- Problem statement -
Could you write out every entry exactly as it stands?

[Data extracted from a collection]
++++++++++
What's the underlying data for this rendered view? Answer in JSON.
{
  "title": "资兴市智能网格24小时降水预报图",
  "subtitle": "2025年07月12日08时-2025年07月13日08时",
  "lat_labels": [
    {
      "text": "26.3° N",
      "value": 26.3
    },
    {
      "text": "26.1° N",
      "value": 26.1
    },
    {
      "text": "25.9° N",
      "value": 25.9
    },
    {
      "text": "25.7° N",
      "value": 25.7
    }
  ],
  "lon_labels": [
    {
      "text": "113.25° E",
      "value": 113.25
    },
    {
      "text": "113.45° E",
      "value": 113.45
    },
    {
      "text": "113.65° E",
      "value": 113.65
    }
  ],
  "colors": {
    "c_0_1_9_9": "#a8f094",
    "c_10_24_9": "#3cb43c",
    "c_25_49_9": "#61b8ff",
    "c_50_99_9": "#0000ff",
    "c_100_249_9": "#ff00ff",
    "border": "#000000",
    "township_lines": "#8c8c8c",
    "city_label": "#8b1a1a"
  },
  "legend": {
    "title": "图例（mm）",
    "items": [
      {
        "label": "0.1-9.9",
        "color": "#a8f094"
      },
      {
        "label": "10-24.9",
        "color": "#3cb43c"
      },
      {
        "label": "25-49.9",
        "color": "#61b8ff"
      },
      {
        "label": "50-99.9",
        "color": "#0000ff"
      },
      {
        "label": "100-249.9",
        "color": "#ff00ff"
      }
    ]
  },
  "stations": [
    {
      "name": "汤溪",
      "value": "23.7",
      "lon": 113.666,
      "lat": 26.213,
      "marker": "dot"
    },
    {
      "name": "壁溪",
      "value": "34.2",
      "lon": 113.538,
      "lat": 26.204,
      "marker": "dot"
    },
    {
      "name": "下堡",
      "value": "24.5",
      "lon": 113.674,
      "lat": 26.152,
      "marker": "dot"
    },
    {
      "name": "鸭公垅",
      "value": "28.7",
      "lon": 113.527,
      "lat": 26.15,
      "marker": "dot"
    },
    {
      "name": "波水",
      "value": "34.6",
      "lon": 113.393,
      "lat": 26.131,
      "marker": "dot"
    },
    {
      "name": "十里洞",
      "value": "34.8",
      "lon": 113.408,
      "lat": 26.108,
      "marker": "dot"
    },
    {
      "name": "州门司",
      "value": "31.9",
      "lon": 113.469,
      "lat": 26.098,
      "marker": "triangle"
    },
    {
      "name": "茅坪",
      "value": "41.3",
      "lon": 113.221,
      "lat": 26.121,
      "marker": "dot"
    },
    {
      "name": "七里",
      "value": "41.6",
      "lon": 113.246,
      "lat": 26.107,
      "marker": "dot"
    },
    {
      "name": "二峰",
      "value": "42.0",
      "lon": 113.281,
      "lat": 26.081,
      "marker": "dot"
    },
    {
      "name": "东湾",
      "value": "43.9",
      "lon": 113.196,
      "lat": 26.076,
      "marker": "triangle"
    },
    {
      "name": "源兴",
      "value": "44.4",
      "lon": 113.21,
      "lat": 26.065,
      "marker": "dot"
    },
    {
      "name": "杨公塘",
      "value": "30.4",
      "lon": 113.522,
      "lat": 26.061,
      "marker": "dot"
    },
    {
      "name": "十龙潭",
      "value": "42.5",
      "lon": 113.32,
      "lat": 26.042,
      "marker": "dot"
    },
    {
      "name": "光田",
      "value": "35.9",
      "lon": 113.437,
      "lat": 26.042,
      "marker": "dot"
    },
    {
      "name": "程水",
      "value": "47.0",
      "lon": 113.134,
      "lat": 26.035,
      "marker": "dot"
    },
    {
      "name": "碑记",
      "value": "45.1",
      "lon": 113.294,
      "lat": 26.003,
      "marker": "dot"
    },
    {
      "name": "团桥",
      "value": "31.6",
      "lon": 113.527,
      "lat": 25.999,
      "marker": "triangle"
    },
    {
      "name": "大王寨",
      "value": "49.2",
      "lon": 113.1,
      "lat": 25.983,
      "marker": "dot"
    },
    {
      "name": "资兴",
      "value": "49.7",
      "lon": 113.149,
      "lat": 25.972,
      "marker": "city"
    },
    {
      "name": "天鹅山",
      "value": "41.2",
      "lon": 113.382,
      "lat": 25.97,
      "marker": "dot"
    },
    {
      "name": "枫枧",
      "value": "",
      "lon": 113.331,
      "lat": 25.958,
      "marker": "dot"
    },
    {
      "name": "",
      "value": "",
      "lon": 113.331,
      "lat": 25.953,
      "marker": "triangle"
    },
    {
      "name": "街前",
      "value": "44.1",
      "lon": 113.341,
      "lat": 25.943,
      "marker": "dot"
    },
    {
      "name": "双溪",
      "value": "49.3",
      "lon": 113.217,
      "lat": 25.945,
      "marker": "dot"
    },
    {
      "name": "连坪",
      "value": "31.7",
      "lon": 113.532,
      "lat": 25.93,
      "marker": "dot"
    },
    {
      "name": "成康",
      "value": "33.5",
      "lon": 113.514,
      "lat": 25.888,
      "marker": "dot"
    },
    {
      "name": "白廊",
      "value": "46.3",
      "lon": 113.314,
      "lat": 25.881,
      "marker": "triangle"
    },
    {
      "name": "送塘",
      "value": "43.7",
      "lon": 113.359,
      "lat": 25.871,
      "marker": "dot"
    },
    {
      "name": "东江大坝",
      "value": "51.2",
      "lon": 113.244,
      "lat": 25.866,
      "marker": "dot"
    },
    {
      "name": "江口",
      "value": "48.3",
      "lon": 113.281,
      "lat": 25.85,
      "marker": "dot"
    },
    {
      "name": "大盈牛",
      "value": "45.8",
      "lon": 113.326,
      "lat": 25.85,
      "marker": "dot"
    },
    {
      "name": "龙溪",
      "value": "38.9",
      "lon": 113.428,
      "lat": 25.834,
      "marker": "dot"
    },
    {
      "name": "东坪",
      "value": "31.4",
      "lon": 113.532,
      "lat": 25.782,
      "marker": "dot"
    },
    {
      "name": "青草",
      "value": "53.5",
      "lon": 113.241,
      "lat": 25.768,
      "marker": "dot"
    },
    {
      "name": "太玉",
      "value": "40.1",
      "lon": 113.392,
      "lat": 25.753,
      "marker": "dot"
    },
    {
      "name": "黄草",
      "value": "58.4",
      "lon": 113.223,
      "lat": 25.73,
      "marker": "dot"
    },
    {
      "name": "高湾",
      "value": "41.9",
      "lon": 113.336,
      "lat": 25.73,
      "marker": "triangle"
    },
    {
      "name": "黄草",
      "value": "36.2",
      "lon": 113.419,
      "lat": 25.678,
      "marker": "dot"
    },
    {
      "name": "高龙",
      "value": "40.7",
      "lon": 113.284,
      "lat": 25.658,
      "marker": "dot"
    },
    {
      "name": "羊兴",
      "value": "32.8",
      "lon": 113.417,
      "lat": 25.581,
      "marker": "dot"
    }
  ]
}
++++++++++
- Result -
What's the underlying data for this rendered view? Answer in JSON.
{
  "title": "资兴市智能网格24小时降水预报图",
  "subtitle": "2025年07月12日08时-2025年07月13日08时",
  "lat_labels": [
    {
      "text": "26.3° N",
      "value": 26.3
    },
    {
      "text": "26.1° N",
      "value": 26.1
    },
    {
      "text": "25.9° N",
      "value": 25.9
    },
    {
      "text": "25.7° N",
      "value": 25.7
    }
  ],
  "lon_labels": [
    {
      "text": "113.25° E",
      "value": 113.25
    },
    {
      "text": "113.45° E",
      "value": 113.45
    },
    {
      "text": "113.65° E",
      "value": 113.65
    }
  ],
  "colors": {
    "c_0_1_9_9": "#a8f094",
    "c_10_24_9": "#3cb43c",
    "c_25_49_9": "#61b8ff",
    "c_50_99_9": "#0000ff",
    "c_100_249_9": "#ff00ff",
    "border": "#000000",
    "township_lines": "#8c8c8c",
    "city_label": "#8b1a1a"
  },
  "legend": {
    "title": "图例（mm）",
    "items": [
      {
        "label": "0.1-9.9",
        "color": "#a8f094"
      },
      {
        "label": "10-24.9",
        "color": "#3cb43c"
      },
      {
        "label": "25-49.9",
        "color": "#61b8ff"
      },
      {
        "label": "50-99.9",
        "color": "#0000ff"
      },
      {
        "label": "100-249.9",
        "color": "#ff00ff"
      }
    ]
  },
  "stations": [
    {
      "name": "汤溪",
      "value": "23.7",
      "lon": 113.666,
      "lat": 26.213,
      "marker": "dot"
    },
    {
      "name": "壁溪",
      "value": "34.2",
      "lon": 113.538,
      "lat": 26.204,
      "marker": "dot"
    },
    {
      "name": "下堡",
      "value": "24.5",
      "lon": 113.674,
      "lat": 26.152,
      "marker": "dot"
    },
    {
      "name": "鸭公垅",
      "value": "28.7",
      "lon": 113.527,
      "lat": 26.15,
      "marker": "dot"
    },
    {
      "name": "波水",
      "value": "34.6",
      "lon": 113.393,
      "lat": 26.131,
      "marker": "dot"
    },
    {
      "name": "十里洞",
      "value": "34.8",
      "lon": 113.408,
      "lat": 26.108,
      "marker": "dot"
    },
    {
      "name": "州门司",
      "value": "31.9",
      "lon": 113.469,
      "lat": 26.098,
      "marker": "triangle"
    },
    {
      "name": "茅坪",
      "value": "41.3",
      "lon": 113.221,
      "lat": 26.121,
      "marker": "dot"
    },
    {
      "name": "七里",
      "value": "41.6",
      "lon": 113.246,
      "lat": 26.107,
      "marker": "dot"
    },
    {
      "name": "二峰",
      "value": "42.0",
      "lon": 113.281,
      "lat": 26.081,
      "marker": "dot"
    },
    {
      "name": "东湾",
      "value": "43.9",
      "lon": 113.196,
      "lat": 26.076,
      "marker": "triangle"
    },
    {
      "name": "源兴",
      "value": "44.4",
      "lon": 113.21,
      "lat": 26.065,
      "marker": "dot"
    },
    {
      "name": "杨公塘",
      "value": "30.4",
      "lon": 113.522,
      "lat": 26.061,
      "marker": "dot"
    },
    {
      "name": "十龙潭",
      "value": "42.5",
      "lon": 113.32,
      "lat": 26.042,
      "marker": "dot"
    },
    {
      "name": "光田",
      "value": "35.9",
      "lon": 113.437,
      "lat": 26.042,
      "marker": "dot"
    },
    {
      "name": "程水",
      "value": "47.0",
      "lon": 113.134,
      "lat": 26.035,
      "marker": "dot"
    },
    {
      "name": "碑记",
      "value": "45.1",
      "lon": 113.294,
      "lat": 26.003,
      "marker": "dot"
    },
    {
      "name": "团桥",
      "value": "31.6",
      "lon": 113.527,
      "lat": 25.999,
      "marker": "triangle"
    },
    {
      "name": "大王寨",
      "value": "49.2",
      "lon": 113.1,
      "lat": 25.983,
      "marker": "dot"
    },
    {
      "name": "资兴",
      "value": "49.7",
      "lon": 113.149,
      "lat": 25.972,
      "marker": "city"
    },
    {
      "name": "天鹅山",
      "value": "41.2",
      "lon": 113.382,
      "lat": 25.97,
      "marker": "dot"
    },
    {
      "name": "枫枧",
      "value": "",
      "lon": 113.331,
      "lat": 25.958,
      "marker": "dot"
    },
    {
      "name": "",
      "value": "",
      "lon": 113.331,
      "lat": 25.953,
      "marker": "triangle"
    },
    {
      "name": "街前",
      "value": "44.1",
      "lon": 113.341,
      "lat": 25.943,
      "marker": "dot"
    },
    {
      "name": "双溪",
      "value": "49.3",
      "lon": 113.217,
      "lat": 25.945,
      "marker": "dot"
    },
    {
      "name": "连坪",
      "value": "31.7",
      "lon": 113.532,
      "lat": 25.93,
      "marker": "dot"
    },
    {
      "name": "成康",
      "value": "33.5",
      "lon": 113.514,
      "lat": 25.888,
      "marker": "dot"
    },
    {
      "name": "白廊",
      "value": "46.3",
      "lon": 113.314,
      "lat": 25.881,
      "marker": "triangle"
    },
    {
      "name": "送塘",
      "value": "43.7",
      "lon": 113.359,
      "lat": 25.871,
      "marker": "dot"
    },
    {
      "name": "东江大坝",
      "value": "51.2",
      "lon": 113.244,
      "lat": 25.866,
      "marker": "dot"
    },
    {
      "name": "江口",
      "value": "48.3",
      "lon": 113.281,
      "lat": 25.85,
      "marker": "dot"
    },
    {
      "name": "大盈牛",
      "value": "45.8",
      "lon": 113.326,
      "lat": 25.85,
      "marker": "dot"
    },
    {
      "name": "龙溪",
      "value": "38.9",
      "lon": 113.428,
      "lat": 25.834,
      "marker": "dot"
    },
    {
      "name": "东坪",
      "value": "31.4",
      "lon": 113.532,
      "lat": 25.782,
      "marker": "dot"
    },
    {
      "name": "青草",
      "value": "53.5",
      "lon": 113.241,
      "lat": 25.768,
      "marker": "dot"
    },
    {
      "name": "太玉",
      "value": "40.1",
      "lon": 113.392,
      "lat": 25.753,
      "marker": "dot"
    },
    {
      "name": "黄草",
      "value": "58.4",
      "lon": 113.223,
      "lat": 25.73,
      "marker": "dot"
    },
    {
      "name": "高湾",
      "value": "41.9",
      "lon": 113.336,
      "lat": 25.73,
      "marker": "triangle"
    },
    {
      "name": "黄草",
      "value": "36.2",
      "lon": 113.419,
      "lat": 25.678,
      "marker": "dot"
    },
    {
      "name": "高龙",
      "value": "40.7",
      "lon": 113.284,
      "lat": 25.658,
      "marker": "dot"
    },
    {
      "name": "羊兴",
      "value": "32.8",
      "lon": 113.417,
      "lat": 25.581,
      "marker": "dot"
    }
  ]
}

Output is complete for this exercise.